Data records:
══════
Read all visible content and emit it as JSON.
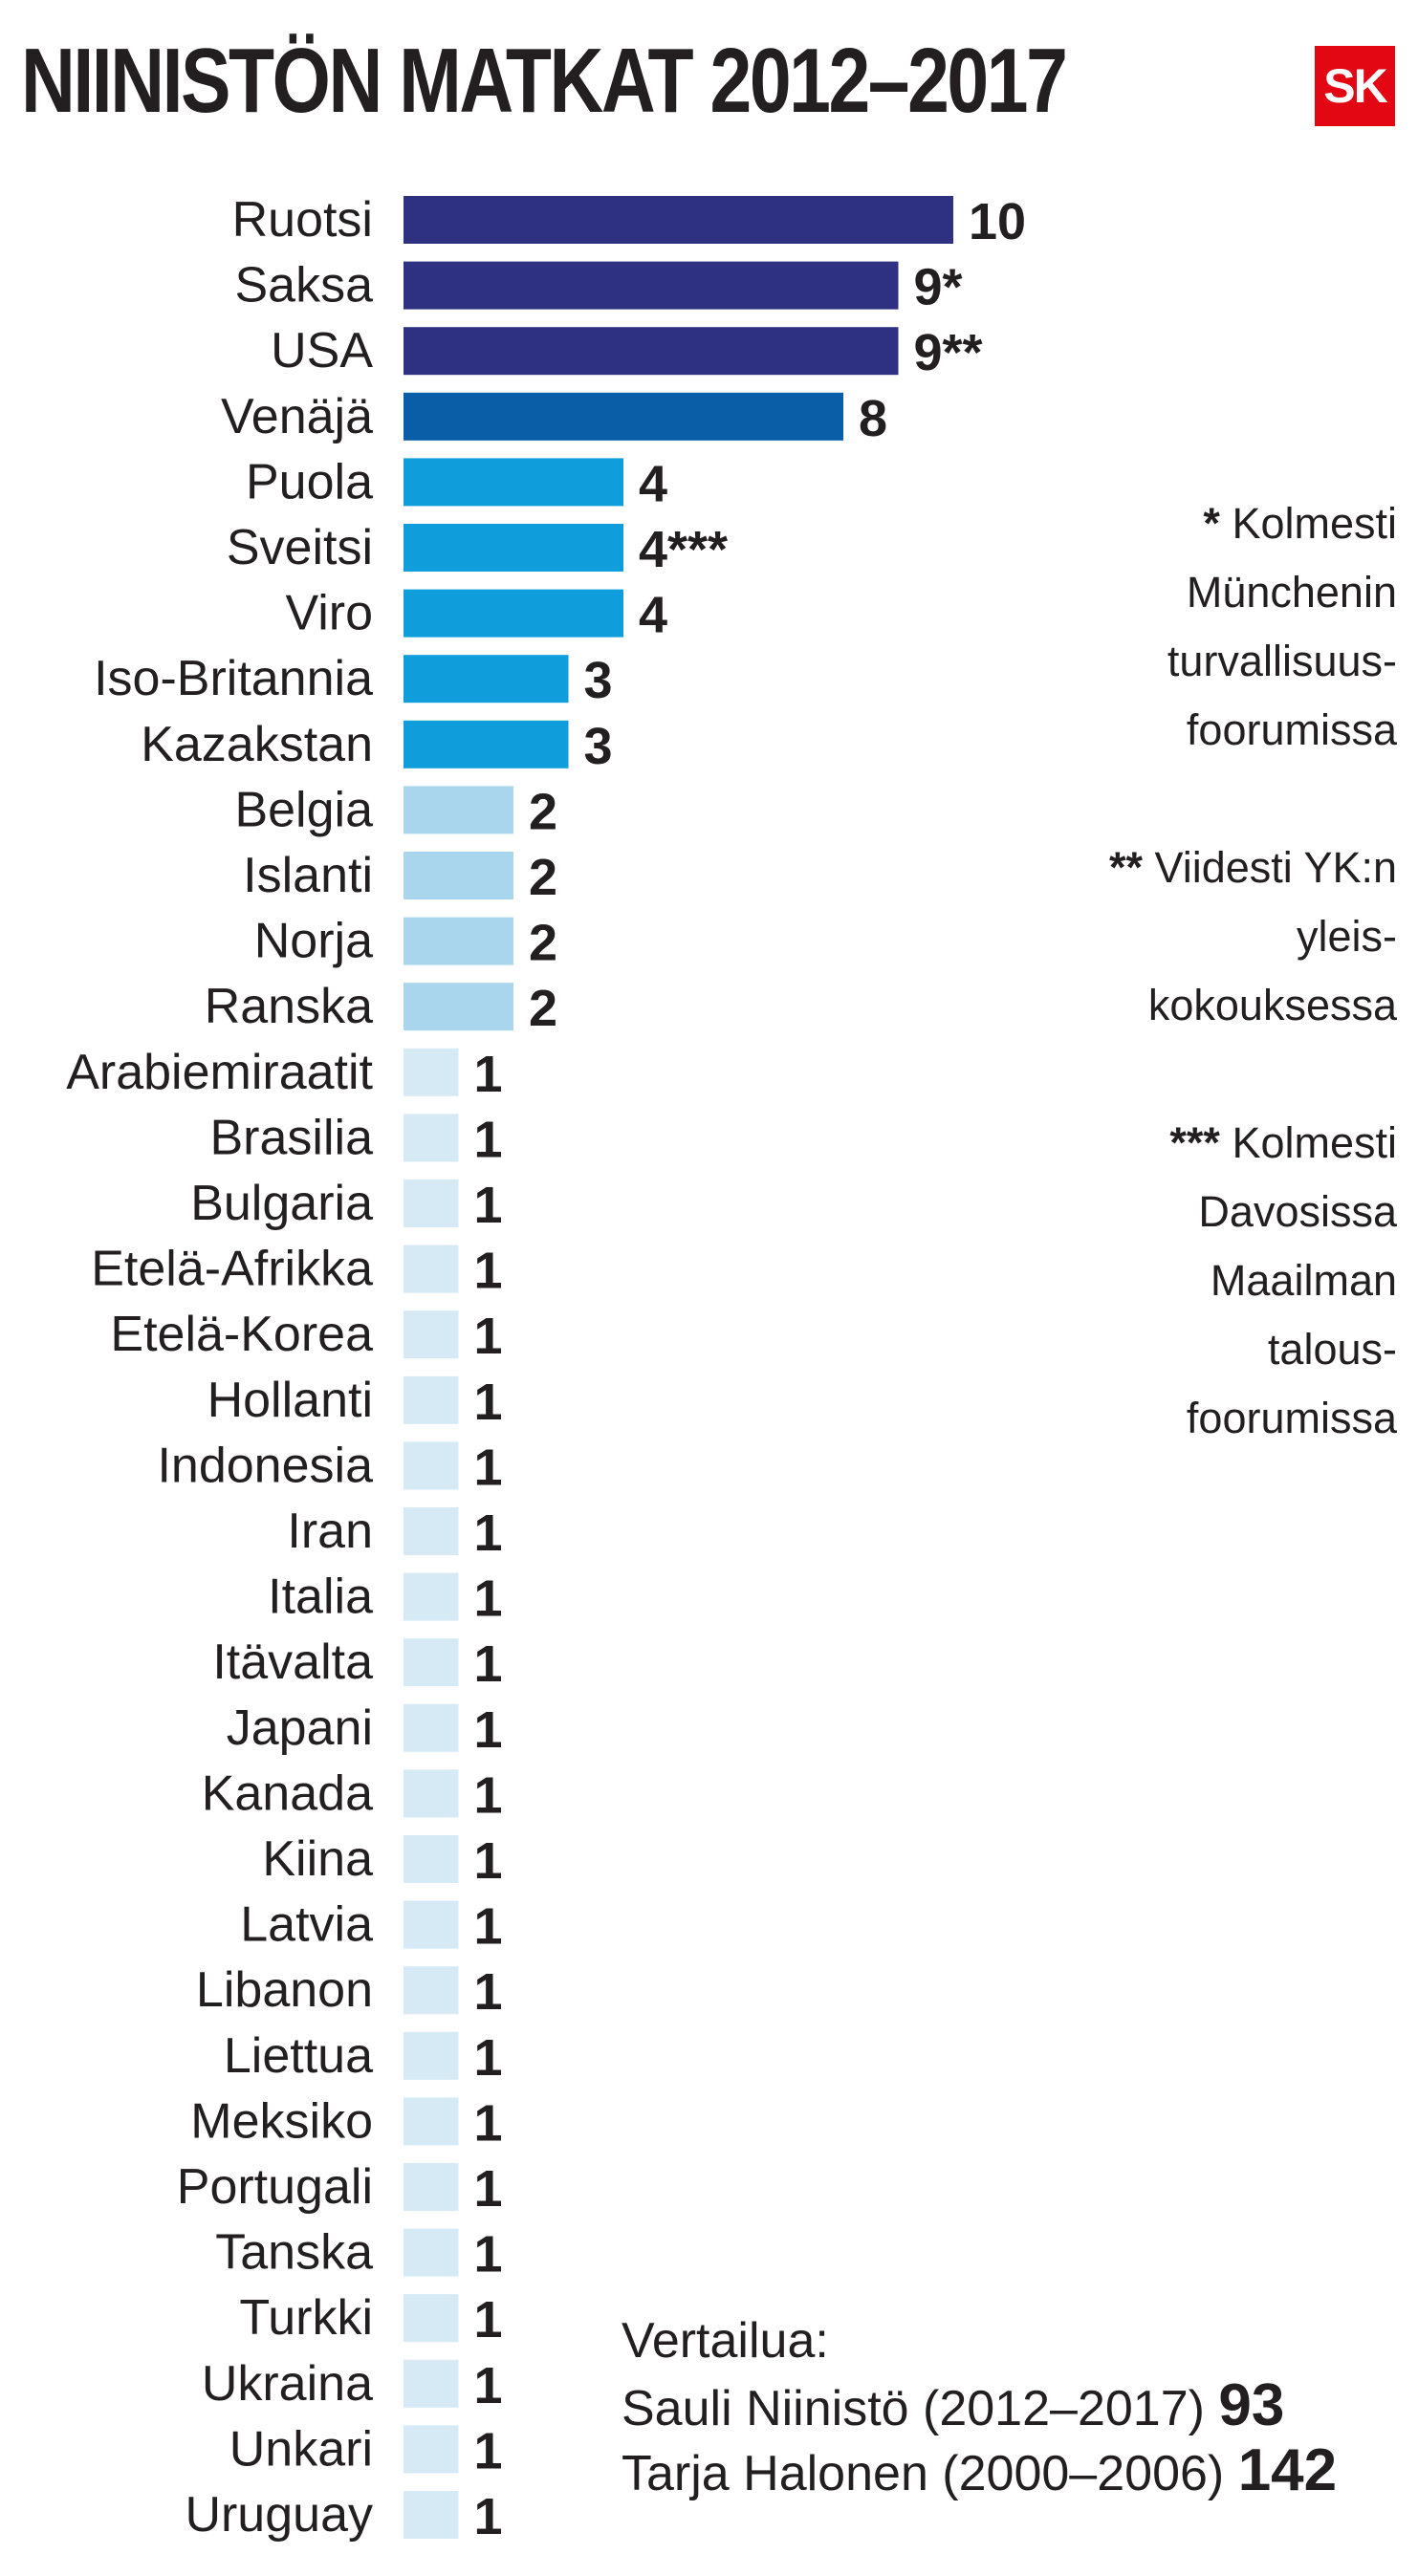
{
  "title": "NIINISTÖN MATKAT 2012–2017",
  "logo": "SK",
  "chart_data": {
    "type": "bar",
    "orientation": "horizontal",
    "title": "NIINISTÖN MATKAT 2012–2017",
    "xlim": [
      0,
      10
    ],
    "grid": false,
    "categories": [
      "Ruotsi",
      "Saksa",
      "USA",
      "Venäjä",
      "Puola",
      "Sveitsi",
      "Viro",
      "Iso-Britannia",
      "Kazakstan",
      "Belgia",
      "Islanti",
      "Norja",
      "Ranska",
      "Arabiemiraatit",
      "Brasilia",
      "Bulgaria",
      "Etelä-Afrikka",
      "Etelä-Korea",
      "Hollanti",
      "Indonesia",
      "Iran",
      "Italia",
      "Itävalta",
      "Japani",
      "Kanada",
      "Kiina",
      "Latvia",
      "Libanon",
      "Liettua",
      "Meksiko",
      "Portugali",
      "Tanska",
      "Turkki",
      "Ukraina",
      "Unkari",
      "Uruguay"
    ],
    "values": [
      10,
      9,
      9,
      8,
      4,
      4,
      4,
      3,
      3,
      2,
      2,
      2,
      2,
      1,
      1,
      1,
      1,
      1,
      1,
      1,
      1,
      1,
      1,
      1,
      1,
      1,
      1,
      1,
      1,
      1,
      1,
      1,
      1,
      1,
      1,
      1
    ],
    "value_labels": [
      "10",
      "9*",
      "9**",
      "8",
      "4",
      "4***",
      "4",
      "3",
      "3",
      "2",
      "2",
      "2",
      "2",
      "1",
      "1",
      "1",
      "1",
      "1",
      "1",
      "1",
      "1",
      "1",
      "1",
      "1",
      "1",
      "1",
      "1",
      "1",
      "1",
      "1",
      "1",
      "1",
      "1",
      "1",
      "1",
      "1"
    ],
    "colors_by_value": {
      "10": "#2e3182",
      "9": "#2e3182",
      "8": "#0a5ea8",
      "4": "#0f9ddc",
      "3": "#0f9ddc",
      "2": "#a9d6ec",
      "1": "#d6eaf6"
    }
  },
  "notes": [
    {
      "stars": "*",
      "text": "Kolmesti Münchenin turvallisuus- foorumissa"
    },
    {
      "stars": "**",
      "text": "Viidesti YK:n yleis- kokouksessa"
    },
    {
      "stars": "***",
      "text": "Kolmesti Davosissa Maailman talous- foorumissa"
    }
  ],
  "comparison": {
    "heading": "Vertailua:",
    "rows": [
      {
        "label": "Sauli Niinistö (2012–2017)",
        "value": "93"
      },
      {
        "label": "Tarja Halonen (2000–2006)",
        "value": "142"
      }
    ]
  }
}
══════
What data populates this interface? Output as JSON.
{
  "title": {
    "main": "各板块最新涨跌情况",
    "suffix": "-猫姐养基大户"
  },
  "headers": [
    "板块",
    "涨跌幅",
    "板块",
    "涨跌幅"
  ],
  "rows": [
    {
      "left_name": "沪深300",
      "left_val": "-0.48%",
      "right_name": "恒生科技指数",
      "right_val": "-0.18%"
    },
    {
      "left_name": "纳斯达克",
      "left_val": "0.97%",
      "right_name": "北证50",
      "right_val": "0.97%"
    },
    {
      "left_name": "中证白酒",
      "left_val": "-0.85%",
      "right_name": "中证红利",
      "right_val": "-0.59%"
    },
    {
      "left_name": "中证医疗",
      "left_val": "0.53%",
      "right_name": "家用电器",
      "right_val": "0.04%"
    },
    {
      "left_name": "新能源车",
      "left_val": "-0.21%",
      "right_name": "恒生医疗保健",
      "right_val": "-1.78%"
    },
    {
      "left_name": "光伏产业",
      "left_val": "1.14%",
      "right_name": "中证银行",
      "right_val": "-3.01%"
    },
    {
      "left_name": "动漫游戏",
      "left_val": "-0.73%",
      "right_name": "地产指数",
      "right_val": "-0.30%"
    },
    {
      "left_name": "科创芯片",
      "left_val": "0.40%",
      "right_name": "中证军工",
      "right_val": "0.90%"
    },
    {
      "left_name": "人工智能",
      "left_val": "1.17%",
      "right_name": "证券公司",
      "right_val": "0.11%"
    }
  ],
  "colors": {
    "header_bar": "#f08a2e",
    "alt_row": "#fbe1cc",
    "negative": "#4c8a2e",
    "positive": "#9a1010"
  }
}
══════
**Stated exercise:**
From the entries above, copy every line where the word "text" shows up.

**Answer for the task:**
      "text": "Kolmesti Münchenin turvallisuus- foorumissa"
      "text": "Viidesti YK:n yleis- kokouksessa"
      "text": "Kolmesti Davosissa Maailman talous- foorumissa"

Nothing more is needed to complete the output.